--- Extracted material ---

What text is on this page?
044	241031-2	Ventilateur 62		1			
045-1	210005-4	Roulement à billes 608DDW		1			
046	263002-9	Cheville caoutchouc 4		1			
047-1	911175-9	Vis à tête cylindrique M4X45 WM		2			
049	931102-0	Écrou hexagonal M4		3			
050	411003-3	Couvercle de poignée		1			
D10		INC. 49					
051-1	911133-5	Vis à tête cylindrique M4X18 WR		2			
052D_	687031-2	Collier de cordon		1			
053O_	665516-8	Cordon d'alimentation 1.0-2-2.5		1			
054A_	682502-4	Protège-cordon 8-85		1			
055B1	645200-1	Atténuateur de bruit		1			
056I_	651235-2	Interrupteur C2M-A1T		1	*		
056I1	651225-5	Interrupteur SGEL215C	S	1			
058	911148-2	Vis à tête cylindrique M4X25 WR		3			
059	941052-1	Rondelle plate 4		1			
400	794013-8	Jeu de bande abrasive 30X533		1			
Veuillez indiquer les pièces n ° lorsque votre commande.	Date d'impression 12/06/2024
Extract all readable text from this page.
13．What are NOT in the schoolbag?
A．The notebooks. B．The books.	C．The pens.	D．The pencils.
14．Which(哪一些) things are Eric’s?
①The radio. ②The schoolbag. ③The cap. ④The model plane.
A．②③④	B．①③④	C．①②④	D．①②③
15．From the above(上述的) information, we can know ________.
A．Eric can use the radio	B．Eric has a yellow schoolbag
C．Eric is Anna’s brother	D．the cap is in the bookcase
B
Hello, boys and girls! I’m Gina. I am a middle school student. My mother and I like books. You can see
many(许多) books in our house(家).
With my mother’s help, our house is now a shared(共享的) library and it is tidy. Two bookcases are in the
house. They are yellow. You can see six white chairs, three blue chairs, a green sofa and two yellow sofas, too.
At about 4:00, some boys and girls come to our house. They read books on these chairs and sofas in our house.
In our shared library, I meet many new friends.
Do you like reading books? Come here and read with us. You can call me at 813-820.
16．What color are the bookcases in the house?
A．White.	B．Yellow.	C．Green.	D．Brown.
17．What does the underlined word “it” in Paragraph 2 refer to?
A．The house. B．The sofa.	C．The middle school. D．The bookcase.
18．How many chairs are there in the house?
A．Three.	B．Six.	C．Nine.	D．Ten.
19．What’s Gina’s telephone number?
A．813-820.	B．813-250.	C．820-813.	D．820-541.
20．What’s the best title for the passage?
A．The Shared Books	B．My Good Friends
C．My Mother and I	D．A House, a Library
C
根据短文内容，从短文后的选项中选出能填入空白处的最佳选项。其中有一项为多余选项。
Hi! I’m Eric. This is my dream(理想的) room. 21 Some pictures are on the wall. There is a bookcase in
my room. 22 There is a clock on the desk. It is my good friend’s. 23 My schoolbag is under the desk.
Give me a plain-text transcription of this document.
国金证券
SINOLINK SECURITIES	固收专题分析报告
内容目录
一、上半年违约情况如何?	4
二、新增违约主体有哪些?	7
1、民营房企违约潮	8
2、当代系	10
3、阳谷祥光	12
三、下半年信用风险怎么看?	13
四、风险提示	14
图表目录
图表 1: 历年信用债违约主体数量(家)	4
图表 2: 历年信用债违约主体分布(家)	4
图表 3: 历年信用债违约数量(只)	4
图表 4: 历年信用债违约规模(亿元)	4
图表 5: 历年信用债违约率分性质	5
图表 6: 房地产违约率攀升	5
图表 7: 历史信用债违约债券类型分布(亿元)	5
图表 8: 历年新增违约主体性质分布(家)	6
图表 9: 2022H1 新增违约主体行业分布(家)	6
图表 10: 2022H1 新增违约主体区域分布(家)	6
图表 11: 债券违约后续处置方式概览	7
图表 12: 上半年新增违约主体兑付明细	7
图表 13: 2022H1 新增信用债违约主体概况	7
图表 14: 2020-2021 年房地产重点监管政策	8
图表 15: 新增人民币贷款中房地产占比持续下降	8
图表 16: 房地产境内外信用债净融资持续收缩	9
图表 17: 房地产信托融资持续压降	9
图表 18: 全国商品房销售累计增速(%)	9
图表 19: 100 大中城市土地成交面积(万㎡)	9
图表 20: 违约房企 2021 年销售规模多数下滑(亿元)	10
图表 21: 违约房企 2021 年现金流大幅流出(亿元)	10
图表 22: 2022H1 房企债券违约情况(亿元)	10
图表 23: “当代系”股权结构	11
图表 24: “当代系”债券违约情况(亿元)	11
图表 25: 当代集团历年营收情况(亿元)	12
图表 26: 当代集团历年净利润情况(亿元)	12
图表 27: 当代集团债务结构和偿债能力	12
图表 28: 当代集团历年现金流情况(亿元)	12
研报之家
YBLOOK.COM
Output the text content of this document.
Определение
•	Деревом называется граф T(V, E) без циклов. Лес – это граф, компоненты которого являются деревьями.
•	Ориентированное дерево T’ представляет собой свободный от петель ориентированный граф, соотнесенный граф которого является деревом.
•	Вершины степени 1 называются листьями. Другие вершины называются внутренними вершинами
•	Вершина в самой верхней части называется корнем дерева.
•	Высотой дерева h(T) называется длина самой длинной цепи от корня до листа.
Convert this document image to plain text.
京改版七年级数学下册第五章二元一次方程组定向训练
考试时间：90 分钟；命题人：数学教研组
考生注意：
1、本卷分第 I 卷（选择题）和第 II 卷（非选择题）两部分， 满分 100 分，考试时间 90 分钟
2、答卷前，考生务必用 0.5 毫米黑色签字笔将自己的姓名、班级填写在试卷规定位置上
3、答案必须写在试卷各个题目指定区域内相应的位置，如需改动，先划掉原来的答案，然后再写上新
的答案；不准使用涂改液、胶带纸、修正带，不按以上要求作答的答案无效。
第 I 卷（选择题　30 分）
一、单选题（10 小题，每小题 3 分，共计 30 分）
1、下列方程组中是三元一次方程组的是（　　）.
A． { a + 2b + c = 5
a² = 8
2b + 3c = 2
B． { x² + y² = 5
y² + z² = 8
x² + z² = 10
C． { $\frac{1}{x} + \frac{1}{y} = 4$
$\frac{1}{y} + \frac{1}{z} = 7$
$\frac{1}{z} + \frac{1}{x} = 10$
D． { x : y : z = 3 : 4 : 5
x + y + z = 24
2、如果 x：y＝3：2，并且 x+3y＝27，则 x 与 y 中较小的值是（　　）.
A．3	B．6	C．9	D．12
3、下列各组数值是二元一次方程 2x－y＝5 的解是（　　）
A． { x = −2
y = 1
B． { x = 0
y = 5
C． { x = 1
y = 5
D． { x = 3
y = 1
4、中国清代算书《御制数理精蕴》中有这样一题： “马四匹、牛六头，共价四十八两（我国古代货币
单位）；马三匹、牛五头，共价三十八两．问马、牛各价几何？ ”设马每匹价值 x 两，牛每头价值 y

---

▸ **Set problem**
Starting at the line that contains "Output the text content of this document.", write out every line to the end of the entries, exactly as given.

▸ **The reply**
Output the text content of this document.
Определение
•	Деревом называется граф T(V, E) без циклов. Лес – это граф, компоненты которого являются деревьями.
•	Ориентированное дерево T’ представляет собой свободный от петель ориентированный граф, соотнесенный граф которого является деревом.
•	Вершины степени 1 называются листьями. Другие вершины называются внутренними вершинами
•	Вершина в самой верхней части называется корнем дерева.
•	Высотой дерева h(T) называется длина самой длинной цепи от корня до листа.
Convert this document image to plain text.
京改版七年级数学下册第五章二元一次方程组定向训练
考试时间：90 分钟；命题人：数学教研组
考生注意：
1、本卷分第 I 卷（选择题）和第 II 卷（非选择题）两部分， 满分 100 分，考试时间 90 分钟
2、答卷前，考生务必用 0.5 毫米黑色签字笔将自己的姓名、班级填写在试卷规定位置上
3、答案必须写在试卷各个题目指定区域内相应的位置，如需改动，先划掉原来的答案，然后再写上新
的答案；不准使用涂改液、胶带纸、修正带，不按以上要求作答的答案无效。
第 I 卷（选择题　30 分）
一、单选题（10 小题，每小题 3 分，共计 30 分）
1、下列方程组中是三元一次方程组的是（　　）.
A． { a + 2b + c = 5
a² = 8
2b + 3c = 2
B． { x² + y² = 5
y² + z² = 8
x² + z² = 10
C． { $\frac{1}{x} + \frac{1}{y} = 4$
$\frac{1}{y} + \frac{1}{z} = 7$
$\frac{1}{z} + \frac{1}{x} = 10$
D． { x : y : z = 3 : 4 : 5
x + y + z = 24
2、如果 x：y＝3：2，并且 x+3y＝27，则 x 与 y 中较小的值是（　　）.
A．3	B．6	C．9	D．12
3、下列各组数值是二元一次方程 2x－y＝5 的解是（　　）
A． { x = −2
y = 1
B． { x = 0
y = 5
C． { x = 1
y = 5
D． { x = 3
y = 1
4、中国清代算书《御制数理精蕴》中有这样一题： “马四匹、牛六头，共价四十八两（我国古代货币
单位）；马三匹、牛五头，共价三十八两．问马、牛各价几何？ ”设马每匹价值 x 两，牛每头价值 y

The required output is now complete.